→ What to produce:
State the number of lines, and only that number, in which the word "Retriever" appears.

++++ Data extract

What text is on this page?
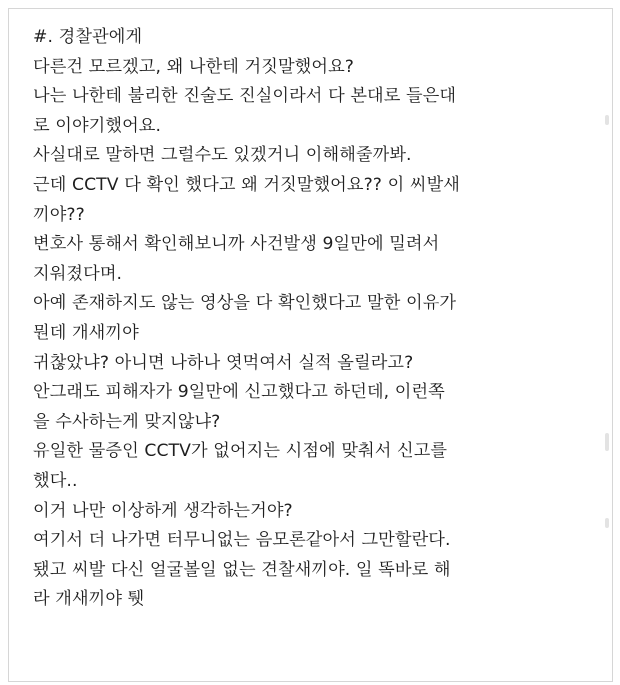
#. 경찰관에게
다른건 모르겠고, 왜 나한테 거짓말했어요?
나는 나한테 불리한 진술도 진실이라서 다 본대로 들은대
로 이야기했어요.
사실대로 말하면 그럴수도 있겠거니 이해해줄까봐.
근데 CCTV 다 확인 했다고 왜 거짓말했어요?? 이 씨발새
끼야??
변호사 통해서 확인해보니까 사건발생 9일만에 밀려서
지워졌다며.
아예 존재하지도 않는 영상을 다 확인했다고 말한 이유가
뭔데 개새끼야
귀찮았냐? 아니면 나하나 엿먹여서 실적 올릴라고?
안그래도 피해자가 9일만에 신고했다고 하던데, 이런쪽
을 수사하는게 맞지않냐?
유일한 물증인 CCTV가 없어지는 시점에 맞춰서 신고를
했다..
이거 나만 이상하게 생각하는거야?
여기서 더 나가면 터무니없는 음모론같아서 그만할란다.
됐고 씨발 다신 얼굴볼일 없는 견찰새끼야. 일 똑바로 해
라 개새끼야 퉷
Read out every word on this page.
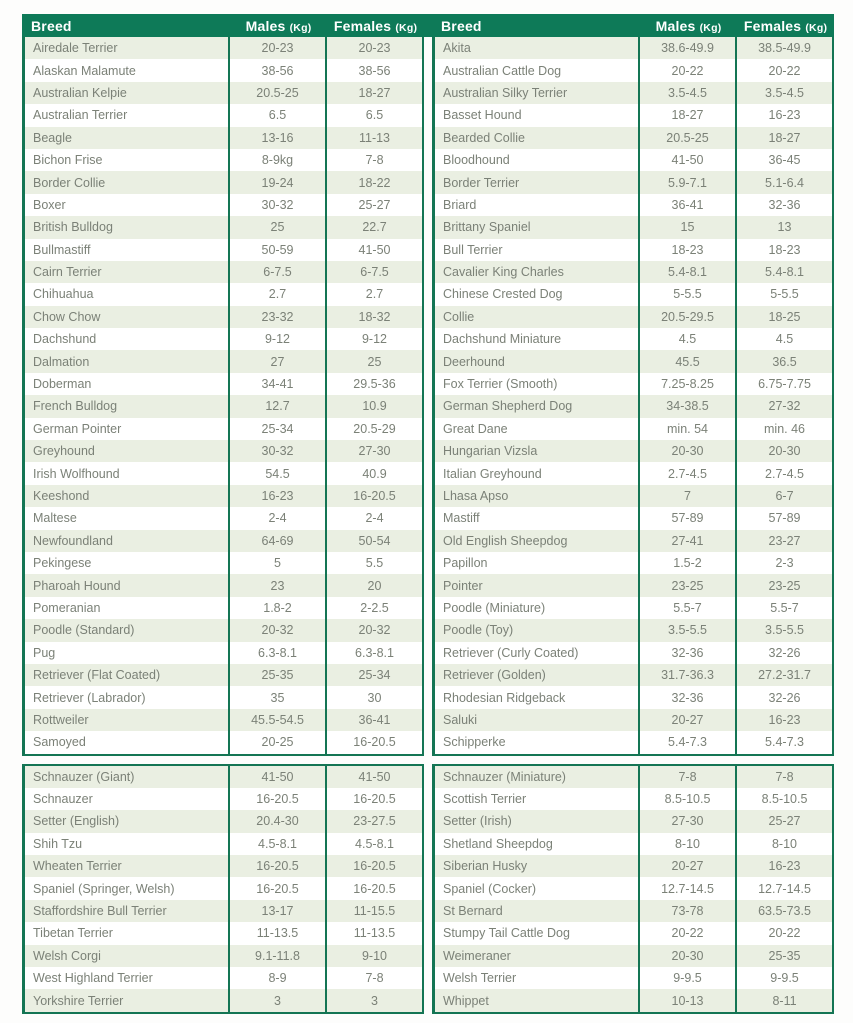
Breed	Males (Kg)	Females (Kg)
Airedale Terrier	20-23	20-23
Alaskan Malamute	38-56	38-56
Australian Kelpie	20.5-25	18-27
Australian Terrier	6.5	6.5
Beagle	13-16	11-13
Bichon Frise	8-9kg	7-8
Border Collie	19-24	18-22
Boxer	30-32	25-27
British Bulldog	25	22.7
Bullmastiff	50-59	41-50
Cairn Terrier	6-7.5	6-7.5
Chihuahua	2.7	2.7
Chow Chow	23-32	18-32
Dachshund	9-12	9-12
Dalmation	27	25
Doberman	34-41	29.5-36
French Bulldog	12.7	10.9
German Pointer	25-34	20.5-29
Greyhound	30-32	27-30
Irish Wolfhound	54.5	40.9
Keeshond	16-23	16-20.5
Maltese	2-4	2-4
Newfoundland	64-69	50-54
Pekingese	5	5.5
Pharoah Hound	23	20
Pomeranian	1.8-2	2-2.5
Poodle (Standard)	20-32	20-32
Pug	6.3-8.1	6.3-8.1
Retriever (Flat Coated)	25-35	25-34
Retriever (Labrador)	35	30
Rottweiler	45.5-54.5	36-41
Samoyed	20-25	16-20.5
Schnauzer (Giant)	41-50	41-50
Schnauzer	16-20.5	16-20.5
Setter (English)	20.4-30	23-27.5
Shih Tzu	4.5-8.1	4.5-8.1
Wheaten Terrier	16-20.5	16-20.5
Spaniel (Springer, Welsh)	16-20.5	16-20.5
Staffordshire Bull Terrier	13-17	11-15.5
Tibetan Terrier	11-13.5	11-13.5
Welsh Corgi	9.1-11.8	9-10
West Highland Terrier	8-9	7-8
Yorkshire Terrier	3	3
Breed	Males (Kg)	Females (Kg)
Akita	38.6-49.9	38.5-49.9
Australian Cattle Dog	20-22	20-22
Australian Silky Terrier	3.5-4.5	3.5-4.5
Basset Hound	18-27	16-23
Bearded Collie	20.5-25	18-27
Bloodhound	41-50	36-45
Border Terrier	5.9-7.1	5.1-6.4
Briard	36-41	32-36
Brittany Spaniel	15	13
Bull Terrier	18-23	18-23
Cavalier King Charles	5.4-8.1	5.4-8.1
Chinese Crested Dog	5-5.5	5-5.5
Collie	20.5-29.5	18-25
Dachshund Miniature	4.5	4.5
Deerhound	45.5	36.5
Fox Terrier (Smooth)	7.25-8.25	6.75-7.75
German Shepherd Dog	34-38.5	27-32
Great Dane	min. 54	min. 46
Hungarian Vizsla	20-30	20-30
Italian Greyhound	2.7-4.5	2.7-4.5
Lhasa Apso	7	6-7
Mastiff	57-89	57-89
Old English Sheepdog	27-41	23-27
Papillon	1.5-2	2-3
Pointer	23-25	23-25
Poodle (Miniature)	5.5-7	5.5-7
Poodle (Toy)	3.5-5.5	3.5-5.5
Retriever (Curly Coated)	32-36	32-26
Retriever (Golden)	31.7-36.3	27.2-31.7
Rhodesian Ridgeback	32-36	32-26
Saluki	20-27	16-23
Schipperke	5.4-7.3	5.4-7.3
Schnauzer (Miniature)	7-8	7-8
Scottish Terrier	8.5-10.5	8.5-10.5
Setter (Irish)	27-30	25-27
Shetland Sheepdog	8-10	8-10
Siberian Husky	20-27	16-23
Spaniel (Cocker)	12.7-14.5	12.7-14.5
St Bernard	73-78	63.5-73.5
Stumpy Tail Cattle Dog	20-22	20-22
Weimeraner	20-30	25-35
Welsh Terrier	9-9.5	9-9.5
Whippet	10-13	8-11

++++++++

→ Complete response:
4